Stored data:

begin

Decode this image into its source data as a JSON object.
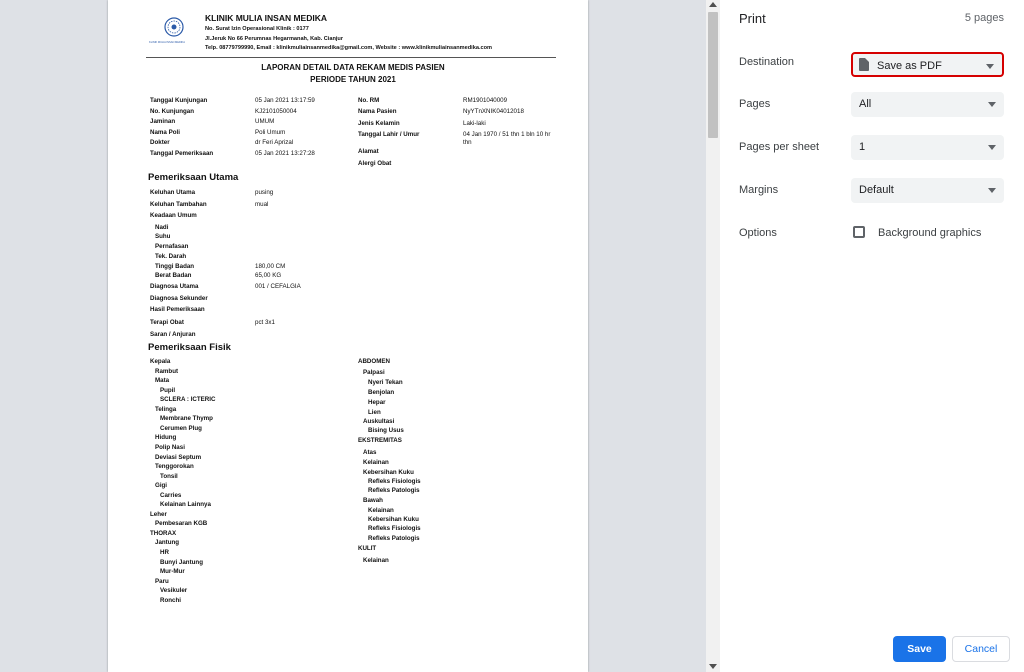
{
  "document": {
    "clinic_name": "KLINIK MULIA INSAN MEDIKA",
    "logo_text": "KLINIK MULIA INSAN MEDIKA",
    "permit": "No. Surat Izin Operasional Klinik : 0177",
    "address": "Jl.Jeruk No 66 Perumnas Hegarmanah, Kab. Cianjur",
    "contact": "Telp. 08779799990, Email : klinikmuliainsanmedika@gmail.com, Website : www.klinikmuliainsanmedika.com",
    "report_title": "LAPORAN DETAIL DATA REKAM MEDIS PASIEN",
    "report_period": "PERIODE TAHUN 2021",
    "info_left": [
      {
        "label": "Tanggal Kunjungan",
        "value": "05 Jan 2021 13:17:59"
      },
      {
        "label": "No. Kunjungan",
        "value": "KJ2101050004"
      },
      {
        "label": "Jaminan",
        "value": "UMUM"
      },
      {
        "label": "Nama Poli",
        "value": "Poli Umum"
      },
      {
        "label": "Dokter",
        "value": "dr Feri Aprizal"
      },
      {
        "label": "Tanggal Pemeriksaan",
        "value": "05 Jan 2021 13:27:28"
      }
    ],
    "info_right": [
      {
        "label": "No. RM",
        "value": "RM1901040009"
      },
      {
        "label": "Nama Pasien",
        "value": "NyYTnXNIK04012018"
      },
      {
        "label": "Jenis Kelamin",
        "value": "Laki-laki"
      },
      {
        "label": "Tanggal Lahir / Umur",
        "value": "04 Jan 1970 / 51 thn 1 bln 10 hr"
      },
      {
        "label": "",
        "value": "thn"
      },
      {
        "label": "Alamat",
        "value": ""
      },
      {
        "label": "Alergi Obat",
        "value": ""
      }
    ],
    "main_exam_title": "Pemeriksaan Utama",
    "main_exam": [
      {
        "label": "Keluhan Utama",
        "value": "pusing"
      },
      {
        "label": "Keluhan Tambahan",
        "value": "mual"
      },
      {
        "label": "Keadaan Umum",
        "value": ""
      },
      {
        "label": "Nadi",
        "value": ""
      },
      {
        "label": "Suhu",
        "value": ""
      },
      {
        "label": "Pernafasan",
        "value": ""
      },
      {
        "label": "Tek. Darah",
        "value": ""
      },
      {
        "label": "Tinggi Badan",
        "value": "180,00 CM"
      },
      {
        "label": "Berat Badan",
        "value": "65,00 KG"
      },
      {
        "label": "Diagnosa Utama",
        "value": "001 / CEFALGIA"
      },
      {
        "label": "Diagnosa Sekunder",
        "value": ""
      },
      {
        "label": "Hasil Pemeriksaan",
        "value": ""
      },
      {
        "label": "Terapi Obat",
        "value": "pct 3x1"
      },
      {
        "label": "Saran / Anjuran",
        "value": ""
      }
    ],
    "physical_exam_title": "Pemeriksaan Fisik",
    "physical_left": [
      "Kepala",
      "Rambut",
      "Mata",
      "Pupil",
      "SCLERA : ICTERIC",
      "Telinga",
      "Membrane Thymp",
      "Cerumen Plug",
      "Hidung",
      "Polip Nasi",
      "Deviasi Septum",
      "Tenggorokan",
      "Tonsil",
      "Gigi",
      "Carries",
      "Kelainan Lainnya",
      "Leher",
      "Pembesaran KGB",
      "THORAX",
      "Jantung",
      "HR",
      "Bunyi Jantung",
      "Mur-Mur",
      "Paru",
      "Vesikuler",
      "Ronchi"
    ],
    "physical_right": [
      "ABDOMEN",
      "Palpasi",
      "Nyeri Tekan",
      "Benjolan",
      "Hepar",
      "Lien",
      "Auskultasi",
      "Bising Usus",
      "EKSTREMITAS",
      "Atas",
      "Kelainan",
      "Kebersihan Kuku",
      "Refleks Fisiologis",
      "Refleks Patologis",
      "Bawah",
      "Kelainan",
      "Kebersihan Kuku",
      "Refleks Fisiologis",
      "Refleks Patologis",
      "KULIT",
      "Kelainan"
    ]
  },
  "settings": {
    "title": "Print",
    "page_count": "5 pages",
    "destination_label": "Destination",
    "destination_value": "Save as PDF",
    "pages_label": "Pages",
    "pages_value": "All",
    "pps_label": "Pages per sheet",
    "pps_value": "1",
    "margins_label": "Margins",
    "margins_value": "Default",
    "options_label": "Options",
    "background_graphics_label": "Background graphics",
    "background_graphics_checked": false,
    "save_label": "Save",
    "cancel_label": "Cancel",
    "accent_color": "#1a73e8",
    "highlight_color": "#d50000"
  }
}
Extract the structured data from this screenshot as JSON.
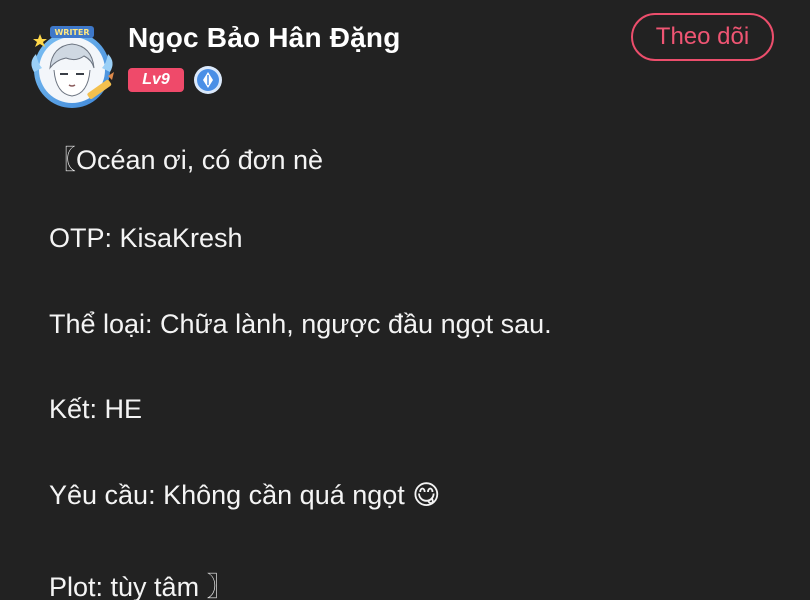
{
  "author": {
    "name": "Ngọc Bảo Hân Đặng",
    "level": "Lv9",
    "avatar_badge": "WRITER"
  },
  "follow_button": {
    "label": "Theo dõi"
  },
  "post": {
    "lines": [
      "〖Océan ơi, có đơn nè",
      "OTP: KisaKresh",
      "Thể loại: Chữa lành, ngược đầu ngọt sau.",
      "Kết: HE",
      "Yêu cầu: Không cần quá ngọt 😋",
      "Plot: tùy tâm 〗"
    ]
  },
  "icons": {
    "avatar": "writer-avatar-icon",
    "verified": "verified-writer-badge-icon"
  },
  "colors": {
    "background": "#222222",
    "accent": "#ef4a6a",
    "text": "#f4f4f4",
    "badge_blue": "#4a8fe6"
  }
}
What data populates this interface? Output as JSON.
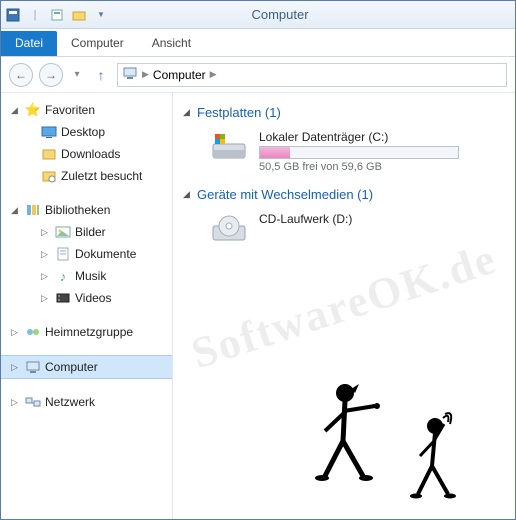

end

» Do this:
Identify which lines contain the word "Badan" and copy each one.

» Output of the task:
        "label": "Tinggi Badan",
        "label": "Berat Badan",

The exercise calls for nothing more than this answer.